::: Task inputs :::

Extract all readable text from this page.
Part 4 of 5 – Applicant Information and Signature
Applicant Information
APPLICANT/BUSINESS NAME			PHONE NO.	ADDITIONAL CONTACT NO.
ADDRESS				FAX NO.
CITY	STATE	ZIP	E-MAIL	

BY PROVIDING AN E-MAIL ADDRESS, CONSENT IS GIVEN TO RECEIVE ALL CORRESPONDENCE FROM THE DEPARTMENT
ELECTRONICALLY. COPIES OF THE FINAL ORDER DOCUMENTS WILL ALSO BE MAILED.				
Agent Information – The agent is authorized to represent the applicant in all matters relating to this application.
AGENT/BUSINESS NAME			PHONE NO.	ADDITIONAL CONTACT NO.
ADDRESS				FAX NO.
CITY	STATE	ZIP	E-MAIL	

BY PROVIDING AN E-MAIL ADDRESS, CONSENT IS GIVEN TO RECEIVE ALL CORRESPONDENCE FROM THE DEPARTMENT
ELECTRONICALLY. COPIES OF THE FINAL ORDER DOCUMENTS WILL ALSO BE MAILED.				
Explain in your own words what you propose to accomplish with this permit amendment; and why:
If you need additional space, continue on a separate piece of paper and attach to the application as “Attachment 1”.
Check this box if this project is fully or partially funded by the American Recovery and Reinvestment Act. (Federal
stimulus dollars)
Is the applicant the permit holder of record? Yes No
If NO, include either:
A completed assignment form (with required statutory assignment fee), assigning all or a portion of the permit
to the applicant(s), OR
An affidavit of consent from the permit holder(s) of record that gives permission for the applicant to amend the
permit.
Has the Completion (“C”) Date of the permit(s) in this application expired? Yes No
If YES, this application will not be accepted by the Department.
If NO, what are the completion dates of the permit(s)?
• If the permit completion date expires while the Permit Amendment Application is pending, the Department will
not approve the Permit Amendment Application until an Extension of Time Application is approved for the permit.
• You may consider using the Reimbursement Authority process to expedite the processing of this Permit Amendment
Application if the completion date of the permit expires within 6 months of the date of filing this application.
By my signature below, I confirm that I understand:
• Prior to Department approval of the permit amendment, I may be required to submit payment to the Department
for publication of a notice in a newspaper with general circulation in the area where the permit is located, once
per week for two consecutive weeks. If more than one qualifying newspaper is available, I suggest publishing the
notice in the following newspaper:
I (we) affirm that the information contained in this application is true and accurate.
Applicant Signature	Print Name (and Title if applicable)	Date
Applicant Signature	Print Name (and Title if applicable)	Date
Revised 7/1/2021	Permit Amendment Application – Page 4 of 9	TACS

:::
::: Task inputs :::

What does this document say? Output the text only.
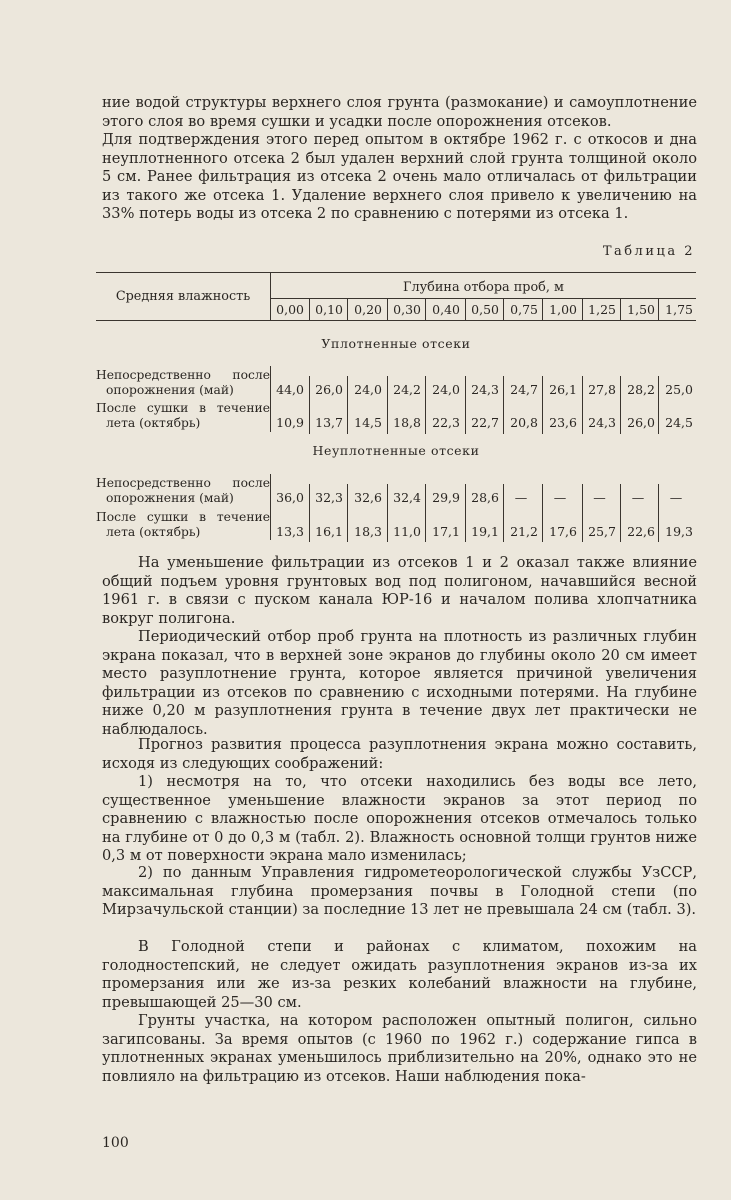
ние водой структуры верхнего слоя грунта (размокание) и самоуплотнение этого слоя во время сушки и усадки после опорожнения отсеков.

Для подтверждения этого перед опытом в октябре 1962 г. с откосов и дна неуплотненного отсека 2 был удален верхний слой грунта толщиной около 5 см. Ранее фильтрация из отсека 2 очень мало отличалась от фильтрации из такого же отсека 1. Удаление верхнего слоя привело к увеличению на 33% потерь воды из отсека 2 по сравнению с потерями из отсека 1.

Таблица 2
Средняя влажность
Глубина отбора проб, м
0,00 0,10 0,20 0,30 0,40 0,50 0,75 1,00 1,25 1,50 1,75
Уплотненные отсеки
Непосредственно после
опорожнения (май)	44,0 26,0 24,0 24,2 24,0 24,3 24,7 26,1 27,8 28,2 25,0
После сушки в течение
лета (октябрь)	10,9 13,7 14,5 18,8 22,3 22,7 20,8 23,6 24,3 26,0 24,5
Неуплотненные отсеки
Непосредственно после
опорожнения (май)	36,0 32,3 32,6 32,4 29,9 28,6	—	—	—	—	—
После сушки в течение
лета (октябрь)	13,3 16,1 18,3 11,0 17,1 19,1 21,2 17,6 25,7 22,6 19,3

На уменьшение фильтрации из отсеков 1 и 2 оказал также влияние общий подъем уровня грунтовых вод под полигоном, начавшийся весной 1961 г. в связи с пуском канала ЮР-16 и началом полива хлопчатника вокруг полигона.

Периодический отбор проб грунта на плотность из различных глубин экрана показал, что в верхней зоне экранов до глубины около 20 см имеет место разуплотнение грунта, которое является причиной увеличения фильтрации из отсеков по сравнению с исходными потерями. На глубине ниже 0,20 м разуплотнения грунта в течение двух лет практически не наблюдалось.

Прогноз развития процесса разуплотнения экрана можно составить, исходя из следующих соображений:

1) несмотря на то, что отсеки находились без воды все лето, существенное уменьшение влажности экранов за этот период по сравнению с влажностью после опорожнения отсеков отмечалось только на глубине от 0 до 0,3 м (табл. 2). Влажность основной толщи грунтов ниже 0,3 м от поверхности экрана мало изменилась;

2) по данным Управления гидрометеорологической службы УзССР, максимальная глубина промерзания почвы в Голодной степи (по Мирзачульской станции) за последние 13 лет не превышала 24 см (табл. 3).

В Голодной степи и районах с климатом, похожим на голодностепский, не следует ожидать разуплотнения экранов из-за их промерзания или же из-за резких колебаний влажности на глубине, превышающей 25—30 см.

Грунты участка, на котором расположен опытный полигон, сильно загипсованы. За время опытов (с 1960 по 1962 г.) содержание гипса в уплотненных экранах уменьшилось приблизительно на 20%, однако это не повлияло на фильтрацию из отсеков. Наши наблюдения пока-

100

:::

_Exercise objective:_ Pick out the lines that include the word "лета" and write them out.

_Exercise output:_
лета (октябрь)	10,9 13,7 14,5 18,8 22,3 22,7 20,8 23,6 24,3 26,0 24,5
лета (октябрь)	13,3 16,1 18,3 11,0 17,1 19,1 21,2 17,6 25,7 22,6 19,3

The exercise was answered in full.